Exactly reproduce the entries, dropping any pictures from your copy.

[Begin Data for the task]

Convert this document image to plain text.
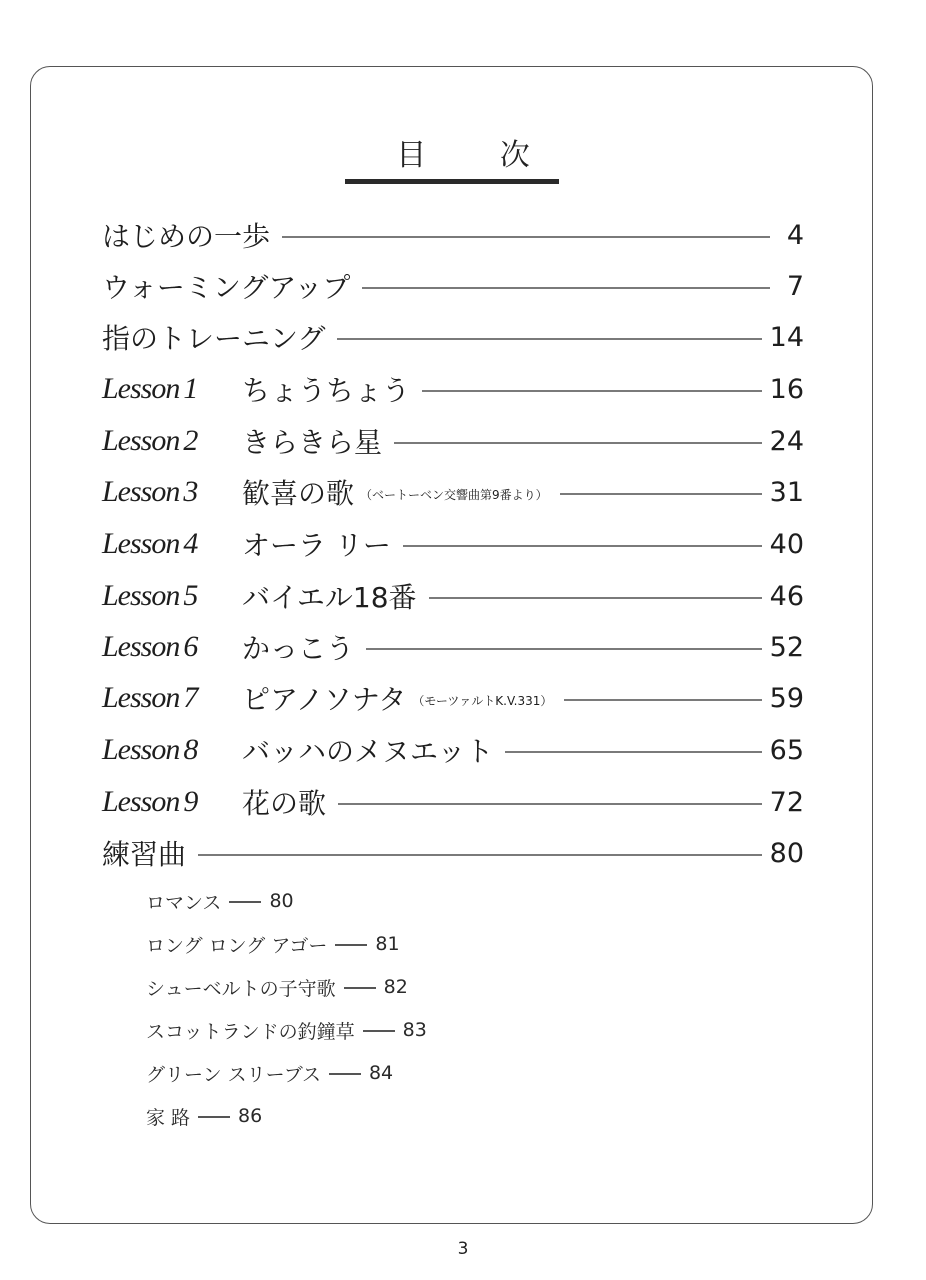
目 次
はじめの一歩	4
ウォーミングアップ	7
指のトレーニング	14
Lesson 1 ちょうちょう	16
Lesson 2 きらきら星	24
Lesson 3 歓喜の歌 （ベートーベン交響曲第9番より）	31
Lesson 4 オーラ リー	40
Lesson 5 バイエル18番	46
Lesson 6 かっこう	52
Lesson 7 ピアノソナタ （モーツァルトK.V.331）	59
Lesson 8 バッハのメヌエット	65
Lesson 9 花の歌	72
練習曲	80
ロマンス	80
ロング ロング アゴー	81
シューベルトの子守歌	82
スコットランドの釣鐘草	83
グリーン スリーブス	84
家 路	86
3
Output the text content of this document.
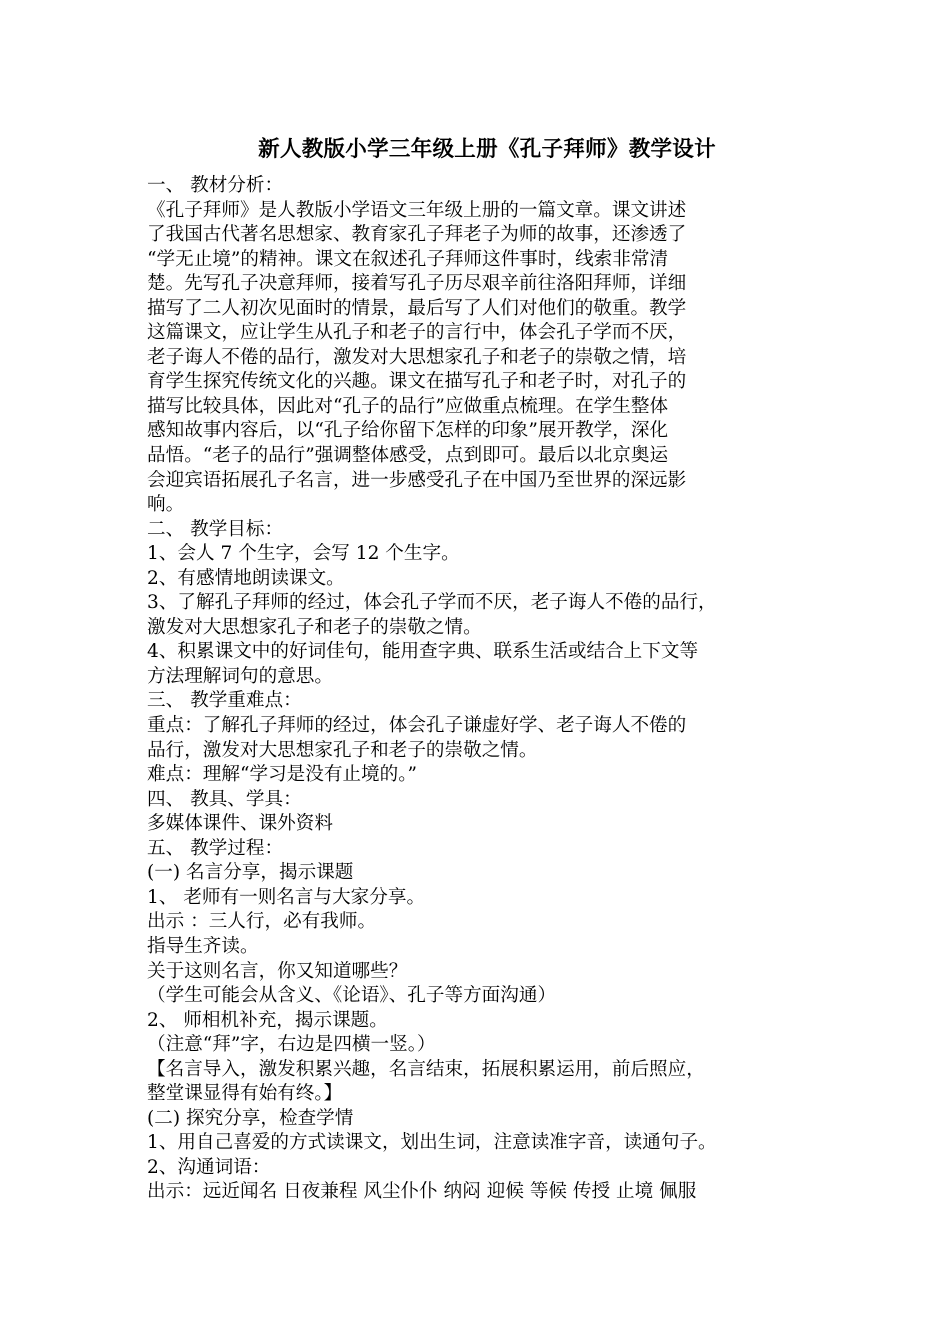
新人教版小学三年级上册《孔子拜师》教学设计
一、 教材分析：
《孔子拜师》是人教版小学语文三年级上册的一篇文章。课文讲述
了我国古代著名思想家、教育家孔子拜老子为师的故事，还渗透了
“学无止境”的精神。课文在叙述孔子拜师这件事时，线索非常清
楚。先写孔子决意拜师，接着写孔子历尽艰辛前往洛阳拜师，详细
描写了二人初次见面时的情景，最后写了人们对他们的敬重。教学
这篇课文，应让学生从孔子和老子的言行中，体会孔子学而不厌，
老子诲人不倦的品行，激发对大思想家孔子和老子的崇敬之情，培
育学生探究传统文化的兴趣。课文在描写孔子和老子时，对孔子的
描写比较具体，因此对“孔子的品行”应做重点梳理。在学生整体
感知故事内容后，以“孔子给你留下怎样的印象”展开教学，深化
品悟。“老子的品行”强调整体感受，点到即可。最后以北京奥运
会迎宾语拓展孔子名言，进一步感受孔子在中国乃至世界的深远影
响。
二、 教学目标：
1、会人 7 个生字，会写 12 个生字。
2、有感情地朗读课文。
3、了解孔子拜师的经过，体会孔子学而不厌，老子诲人不倦的品行，
激发对大思想家孔子和老子的崇敬之情。
4、积累课文中的好词佳句，能用查字典、联系生活或结合上下文等
方法理解词句的意思。
三、 教学重难点：
重点：了解孔子拜师的经过，体会孔子谦虚好学、老子诲人不倦的
品行，激发对大思想家孔子和老子的崇敬之情。
难点：理解“学习是没有止境的。”
四、 教具、学具：
多媒体课件、课外资料
五、 教学过程：
(一) 名言分享，揭示课题
1、 老师有一则名言与大家分享。
出示 ：三人行，必有我师。
指导生齐读。
关于这则名言，你又知道哪些？
（学生可能会从含义、《论语》、孔子等方面沟通）
2、 师相机补充，揭示课题。
（注意“拜”字，右边是四横一竖。）
【名言导入，激发积累兴趣，名言结束，拓展积累运用，前后照应，
整堂课显得有始有终。】
(二) 探究分享，检查学情
1、用自己喜爱的方式读课文，划出生词，注意读准字音，读通句子。
2、沟通词语：
出示：远近闻名 日夜兼程 风尘仆仆 纳闷 迎候 等候 传授 止境 佩服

[End Data for the task]

▶ **The reply**:
Convert this document image to plain text.
目 次
はじめの一歩	4
ウォーミングアップ	7
指のトレーニング	14
Lesson 1 ちょうちょう	16
Lesson 2 きらきら星	24
Lesson 3 歓喜の歌 （ベートーベン交響曲第9番より）	31
Lesson 4 オーラ リー	40
Lesson 5 バイエル18番	46
Lesson 6 かっこう	52
Lesson 7 ピアノソナタ （モーツァルトK.V.331）	59
Lesson 8 バッハのメヌエット	65
Lesson 9 花の歌	72
練習曲	80
ロマンス	80
ロング ロング アゴー	81
シューベルトの子守歌	82
スコットランドの釣鐘草	83
グリーン スリーブス	84
家 路	86
3
Output the text content of this document.
新人教版小学三年级上册《孔子拜师》教学设计
一、 教材分析：
《孔子拜师》是人教版小学语文三年级上册的一篇文章。课文讲述
了我国古代著名思想家、教育家孔子拜老子为师的故事，还渗透了
“学无止境”的精神。课文在叙述孔子拜师这件事时，线索非常清
楚。先写孔子决意拜师，接着写孔子历尽艰辛前往洛阳拜师，详细
描写了二人初次见面时的情景，最后写了人们对他们的敬重。教学
这篇课文，应让学生从孔子和老子的言行中，体会孔子学而不厌，
老子诲人不倦的品行，激发对大思想家孔子和老子的崇敬之情，培
育学生探究传统文化的兴趣。课文在描写孔子和老子时，对孔子的
描写比较具体，因此对“孔子的品行”应做重点梳理。在学生整体
感知故事内容后，以“孔子给你留下怎样的印象”展开教学，深化
品悟。“老子的品行”强调整体感受，点到即可。最后以北京奥运
会迎宾语拓展孔子名言，进一步感受孔子在中国乃至世界的深远影
响。
二、 教学目标：
1、会人 7 个生字，会写 12 个生字。
2、有感情地朗读课文。
3、了解孔子拜师的经过，体会孔子学而不厌，老子诲人不倦的品行，
激发对大思想家孔子和老子的崇敬之情。
4、积累课文中的好词佳句，能用查字典、联系生活或结合上下文等
方法理解词句的意思。
三、 教学重难点：
重点：了解孔子拜师的经过，体会孔子谦虚好学、老子诲人不倦的
品行，激发对大思想家孔子和老子的崇敬之情。
难点：理解“学习是没有止境的。”
四、 教具、学具：
多媒体课件、课外资料
五、 教学过程：
(一) 名言分享，揭示课题
1、 老师有一则名言与大家分享。
出示 ：三人行，必有我师。
指导生齐读。
关于这则名言，你又知道哪些？
（学生可能会从含义、《论语》、孔子等方面沟通）
2、 师相机补充，揭示课题。
（注意“拜”字，右边是四横一竖。）
【名言导入，激发积累兴趣，名言结束，拓展积累运用，前后照应，
整堂课显得有始有终。】
(二) 探究分享，检查学情
1、用自己喜爱的方式读课文，划出生词，注意读准字音，读通句子。
2、沟通词语：
出示：远近闻名 日夜兼程 风尘仆仆 纳闷 迎候 等候 传授 止境 佩服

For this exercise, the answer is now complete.